◆ **PROBLEM REQUIREMENTS**:
Word for word, restate every line of the listing that follows.

⁂

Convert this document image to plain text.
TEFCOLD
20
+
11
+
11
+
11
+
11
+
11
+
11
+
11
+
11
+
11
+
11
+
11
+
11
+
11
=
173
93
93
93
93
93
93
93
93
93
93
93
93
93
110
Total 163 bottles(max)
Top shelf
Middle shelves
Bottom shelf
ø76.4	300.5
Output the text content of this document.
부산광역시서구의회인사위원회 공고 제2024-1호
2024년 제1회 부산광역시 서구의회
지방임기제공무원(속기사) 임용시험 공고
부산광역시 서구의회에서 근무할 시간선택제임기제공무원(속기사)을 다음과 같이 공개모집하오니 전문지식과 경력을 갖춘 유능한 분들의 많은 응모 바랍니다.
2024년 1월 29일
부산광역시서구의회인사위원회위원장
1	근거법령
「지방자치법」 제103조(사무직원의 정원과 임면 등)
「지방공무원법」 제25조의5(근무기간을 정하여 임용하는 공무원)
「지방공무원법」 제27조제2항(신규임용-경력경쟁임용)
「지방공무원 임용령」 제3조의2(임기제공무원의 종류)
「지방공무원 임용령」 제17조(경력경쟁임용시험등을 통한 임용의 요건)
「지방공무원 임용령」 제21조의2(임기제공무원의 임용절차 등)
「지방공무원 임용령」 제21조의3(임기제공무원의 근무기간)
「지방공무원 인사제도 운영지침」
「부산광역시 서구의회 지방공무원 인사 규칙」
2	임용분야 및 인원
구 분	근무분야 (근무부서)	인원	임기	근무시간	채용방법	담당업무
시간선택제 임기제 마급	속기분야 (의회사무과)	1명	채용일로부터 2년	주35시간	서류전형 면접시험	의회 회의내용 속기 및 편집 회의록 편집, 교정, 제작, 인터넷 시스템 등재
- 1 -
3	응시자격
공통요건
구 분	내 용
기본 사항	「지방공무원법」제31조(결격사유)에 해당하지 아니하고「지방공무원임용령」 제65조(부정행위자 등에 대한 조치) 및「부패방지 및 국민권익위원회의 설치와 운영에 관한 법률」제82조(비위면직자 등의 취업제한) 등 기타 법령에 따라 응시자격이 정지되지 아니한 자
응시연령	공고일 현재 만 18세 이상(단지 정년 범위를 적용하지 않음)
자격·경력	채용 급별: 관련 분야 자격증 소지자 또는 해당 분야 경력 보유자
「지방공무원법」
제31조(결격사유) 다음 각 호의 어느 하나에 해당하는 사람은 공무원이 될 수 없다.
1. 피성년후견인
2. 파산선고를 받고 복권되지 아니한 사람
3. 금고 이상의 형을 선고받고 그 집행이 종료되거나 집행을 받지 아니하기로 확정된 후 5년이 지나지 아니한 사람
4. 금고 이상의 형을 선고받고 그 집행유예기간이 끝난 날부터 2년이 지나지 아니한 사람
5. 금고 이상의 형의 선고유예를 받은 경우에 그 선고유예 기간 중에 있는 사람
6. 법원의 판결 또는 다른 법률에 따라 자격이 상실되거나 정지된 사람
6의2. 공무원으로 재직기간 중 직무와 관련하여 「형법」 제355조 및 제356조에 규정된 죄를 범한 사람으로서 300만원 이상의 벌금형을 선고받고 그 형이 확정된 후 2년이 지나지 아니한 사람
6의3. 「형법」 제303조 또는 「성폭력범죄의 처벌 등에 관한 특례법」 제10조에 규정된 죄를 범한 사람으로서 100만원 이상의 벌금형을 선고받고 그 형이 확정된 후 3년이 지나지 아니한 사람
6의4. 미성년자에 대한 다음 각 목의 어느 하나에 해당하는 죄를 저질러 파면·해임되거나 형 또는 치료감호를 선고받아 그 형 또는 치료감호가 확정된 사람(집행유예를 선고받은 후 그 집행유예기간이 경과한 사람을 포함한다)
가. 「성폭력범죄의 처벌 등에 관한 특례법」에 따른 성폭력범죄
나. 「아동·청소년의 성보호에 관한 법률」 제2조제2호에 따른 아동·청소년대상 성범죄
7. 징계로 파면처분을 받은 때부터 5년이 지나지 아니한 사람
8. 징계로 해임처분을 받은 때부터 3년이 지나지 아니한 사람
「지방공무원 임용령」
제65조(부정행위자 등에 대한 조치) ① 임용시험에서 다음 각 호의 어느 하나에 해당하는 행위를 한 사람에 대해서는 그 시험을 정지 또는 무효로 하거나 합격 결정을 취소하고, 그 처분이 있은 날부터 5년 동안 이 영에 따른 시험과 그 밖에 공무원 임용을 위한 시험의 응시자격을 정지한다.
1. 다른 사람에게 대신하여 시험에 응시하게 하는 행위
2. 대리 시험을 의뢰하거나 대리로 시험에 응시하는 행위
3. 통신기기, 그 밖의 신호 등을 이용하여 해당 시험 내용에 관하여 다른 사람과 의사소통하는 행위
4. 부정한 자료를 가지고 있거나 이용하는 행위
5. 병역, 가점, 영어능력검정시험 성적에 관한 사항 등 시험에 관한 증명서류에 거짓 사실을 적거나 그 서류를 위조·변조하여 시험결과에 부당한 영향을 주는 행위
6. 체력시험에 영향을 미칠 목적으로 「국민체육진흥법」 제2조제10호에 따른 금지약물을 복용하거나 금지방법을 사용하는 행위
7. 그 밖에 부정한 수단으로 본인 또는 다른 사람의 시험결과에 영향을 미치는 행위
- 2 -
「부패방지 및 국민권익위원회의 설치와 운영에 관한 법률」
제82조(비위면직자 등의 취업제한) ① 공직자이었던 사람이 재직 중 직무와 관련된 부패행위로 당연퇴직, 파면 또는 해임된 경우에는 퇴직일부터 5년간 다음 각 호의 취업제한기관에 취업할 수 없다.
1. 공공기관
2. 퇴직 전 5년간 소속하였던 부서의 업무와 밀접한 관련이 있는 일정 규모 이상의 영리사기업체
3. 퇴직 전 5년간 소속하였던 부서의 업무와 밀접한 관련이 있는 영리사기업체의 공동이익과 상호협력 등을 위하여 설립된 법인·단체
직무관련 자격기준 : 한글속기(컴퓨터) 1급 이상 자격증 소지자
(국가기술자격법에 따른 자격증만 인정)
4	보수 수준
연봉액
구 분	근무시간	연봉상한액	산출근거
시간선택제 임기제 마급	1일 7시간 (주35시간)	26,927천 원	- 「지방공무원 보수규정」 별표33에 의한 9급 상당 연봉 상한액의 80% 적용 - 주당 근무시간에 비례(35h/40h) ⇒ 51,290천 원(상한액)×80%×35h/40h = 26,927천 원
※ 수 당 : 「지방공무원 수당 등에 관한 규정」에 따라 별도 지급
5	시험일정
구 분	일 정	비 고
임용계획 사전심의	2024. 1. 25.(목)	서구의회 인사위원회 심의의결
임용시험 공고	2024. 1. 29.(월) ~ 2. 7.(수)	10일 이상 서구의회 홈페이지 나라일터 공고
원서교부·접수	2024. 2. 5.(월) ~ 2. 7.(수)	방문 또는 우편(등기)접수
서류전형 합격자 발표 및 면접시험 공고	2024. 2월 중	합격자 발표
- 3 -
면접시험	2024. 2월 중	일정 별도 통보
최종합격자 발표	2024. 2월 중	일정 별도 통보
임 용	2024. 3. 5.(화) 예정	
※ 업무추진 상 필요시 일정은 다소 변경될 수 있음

⁂

◆ **FINAL ANSWER**:
Convert this document image to plain text.
TEFCOLD
20
+
11
+
11
+
11
+
11
+
11
+
11
+
11
+
11
+
11
+
11
+
11
+
11
+
11
=
173
93
93
93
93
93
93
93
93
93
93
93
93
93
110
Total 163 bottles(max)
Top shelf
Middle shelves
Bottom shelf
ø76.4	300.5
Output the text content of this document.
부산광역시서구의회인사위원회 공고 제2024-1호
2024년 제1회 부산광역시 서구의회
지방임기제공무원(속기사) 임용시험 공고
부산광역시 서구의회에서 근무할 시간선택제임기제공무원(속기사)을 다음과 같이 공개모집하오니 전문지식과 경력을 갖춘 유능한 분들의 많은 응모 바랍니다.
2024년 1월 29일
부산광역시서구의회인사위원회위원장
1	근거법령
「지방자치법」 제103조(사무직원의 정원과 임면 등)
「지방공무원법」 제25조의5(근무기간을 정하여 임용하는 공무원)
「지방공무원법」 제27조제2항(신규임용-경력경쟁임용)
「지방공무원 임용령」 제3조의2(임기제공무원의 종류)
「지방공무원 임용령」 제17조(경력경쟁임용시험등을 통한 임용의 요건)
「지방공무원 임용령」 제21조의2(임기제공무원의 임용절차 등)
「지방공무원 임용령」 제21조의3(임기제공무원의 근무기간)
「지방공무원 인사제도 운영지침」
「부산광역시 서구의회 지방공무원 인사 규칙」
2	임용분야 및 인원
구 분	근무분야 (근무부서)	인원	임기	근무시간	채용방법	담당업무
시간선택제 임기제 마급	속기분야 (의회사무과)	1명	채용일로부터 2년	주35시간	서류전형 면접시험	의회 회의내용 속기 및 편집 회의록 편집, 교정, 제작, 인터넷 시스템 등재
- 1 -
3	응시자격
공통요건
구 분	내 용
기본 사항	「지방공무원법」제31조(결격사유)에 해당하지 아니하고「지방공무원임용령」 제65조(부정행위자 등에 대한 조치) 및「부패방지 및 국민권익위원회의 설치와 운영에 관한 법률」제82조(비위면직자 등의 취업제한) 등 기타 법령에 따라 응시자격이 정지되지 아니한 자
응시연령	공고일 현재 만 18세 이상(단지 정년 범위를 적용하지 않음)
자격·경력	채용 급별: 관련 분야 자격증 소지자 또는 해당 분야 경력 보유자
「지방공무원법」
제31조(결격사유) 다음 각 호의 어느 하나에 해당하는 사람은 공무원이 될 수 없다.
1. 피성년후견인
2. 파산선고를 받고 복권되지 아니한 사람
3. 금고 이상의 형을 선고받고 그 집행이 종료되거나 집행을 받지 아니하기로 확정된 후 5년이 지나지 아니한 사람
4. 금고 이상의 형을 선고받고 그 집행유예기간이 끝난 날부터 2년이 지나지 아니한 사람
5. 금고 이상의 형의 선고유예를 받은 경우에 그 선고유예 기간 중에 있는 사람
6. 법원의 판결 또는 다른 법률에 따라 자격이 상실되거나 정지된 사람
6의2. 공무원으로 재직기간 중 직무와 관련하여 「형법」 제355조 및 제356조에 규정된 죄를 범한 사람으로서 300만원 이상의 벌금형을 선고받고 그 형이 확정된 후 2년이 지나지 아니한 사람
6의3. 「형법」 제303조 또는 「성폭력범죄의 처벌 등에 관한 특례법」 제10조에 규정된 죄를 범한 사람으로서 100만원 이상의 벌금형을 선고받고 그 형이 확정된 후 3년이 지나지 아니한 사람
6의4. 미성년자에 대한 다음 각 목의 어느 하나에 해당하는 죄를 저질러 파면·해임되거나 형 또는 치료감호를 선고받아 그 형 또는 치료감호가 확정된 사람(집행유예를 선고받은 후 그 집행유예기간이 경과한 사람을 포함한다)
가. 「성폭력범죄의 처벌 등에 관한 특례법」에 따른 성폭력범죄
나. 「아동·청소년의 성보호에 관한 법률」 제2조제2호에 따른 아동·청소년대상 성범죄
7. 징계로 파면처분을 받은 때부터 5년이 지나지 아니한 사람
8. 징계로 해임처분을 받은 때부터 3년이 지나지 아니한 사람
「지방공무원 임용령」
제65조(부정행위자 등에 대한 조치) ① 임용시험에서 다음 각 호의 어느 하나에 해당하는 행위를 한 사람에 대해서는 그 시험을 정지 또는 무효로 하거나 합격 결정을 취소하고, 그 처분이 있은 날부터 5년 동안 이 영에 따른 시험과 그 밖에 공무원 임용을 위한 시험의 응시자격을 정지한다.
1. 다른 사람에게 대신하여 시험에 응시하게 하는 행위
2. 대리 시험을 의뢰하거나 대리로 시험에 응시하는 행위
3. 통신기기, 그 밖의 신호 등을 이용하여 해당 시험 내용에 관하여 다른 사람과 의사소통하는 행위
4. 부정한 자료를 가지고 있거나 이용하는 행위
5. 병역, 가점, 영어능력검정시험 성적에 관한 사항 등 시험에 관한 증명서류에 거짓 사실을 적거나 그 서류를 위조·변조하여 시험결과에 부당한 영향을 주는 행위
6. 체력시험에 영향을 미칠 목적으로 「국민체육진흥법」 제2조제10호에 따른 금지약물을 복용하거나 금지방법을 사용하는 행위
7. 그 밖에 부정한 수단으로 본인 또는 다른 사람의 시험결과에 영향을 미치는 행위
- 2 -
「부패방지 및 국민권익위원회의 설치와 운영에 관한 법률」
제82조(비위면직자 등의 취업제한) ① 공직자이었던 사람이 재직 중 직무와 관련된 부패행위로 당연퇴직, 파면 또는 해임된 경우에는 퇴직일부터 5년간 다음 각 호의 취업제한기관에 취업할 수 없다.
1. 공공기관
2. 퇴직 전 5년간 소속하였던 부서의 업무와 밀접한 관련이 있는 일정 규모 이상의 영리사기업체
3. 퇴직 전 5년간 소속하였던 부서의 업무와 밀접한 관련이 있는 영리사기업체의 공동이익과 상호협력 등을 위하여 설립된 법인·단체
직무관련 자격기준 : 한글속기(컴퓨터) 1급 이상 자격증 소지자
(국가기술자격법에 따른 자격증만 인정)
4	보수 수준
연봉액
구 분	근무시간	연봉상한액	산출근거
시간선택제 임기제 마급	1일 7시간 (주35시간)	26,927천 원	- 「지방공무원 보수규정」 별표33에 의한 9급 상당 연봉 상한액의 80% 적용 - 주당 근무시간에 비례(35h/40h) ⇒ 51,290천 원(상한액)×80%×35h/40h = 26,927천 원
※ 수 당 : 「지방공무원 수당 등에 관한 규정」에 따라 별도 지급
5	시험일정
구 분	일 정	비 고
임용계획 사전심의	2024. 1. 25.(목)	서구의회 인사위원회 심의의결
임용시험 공고	2024. 1. 29.(월) ~ 2. 7.(수)	10일 이상 서구의회 홈페이지 나라일터 공고
원서교부·접수	2024. 2. 5.(월) ~ 2. 7.(수)	방문 또는 우편(등기)접수
서류전형 합격자 발표 및 면접시험 공고	2024. 2월 중	합격자 발표
- 3 -
면접시험	2024. 2월 중	일정 별도 통보
최종합격자 발표	2024. 2월 중	일정 별도 통보
임 용	2024. 3. 5.(화) 예정	
※ 업무추진 상 필요시 일정은 다소 변경될 수 있음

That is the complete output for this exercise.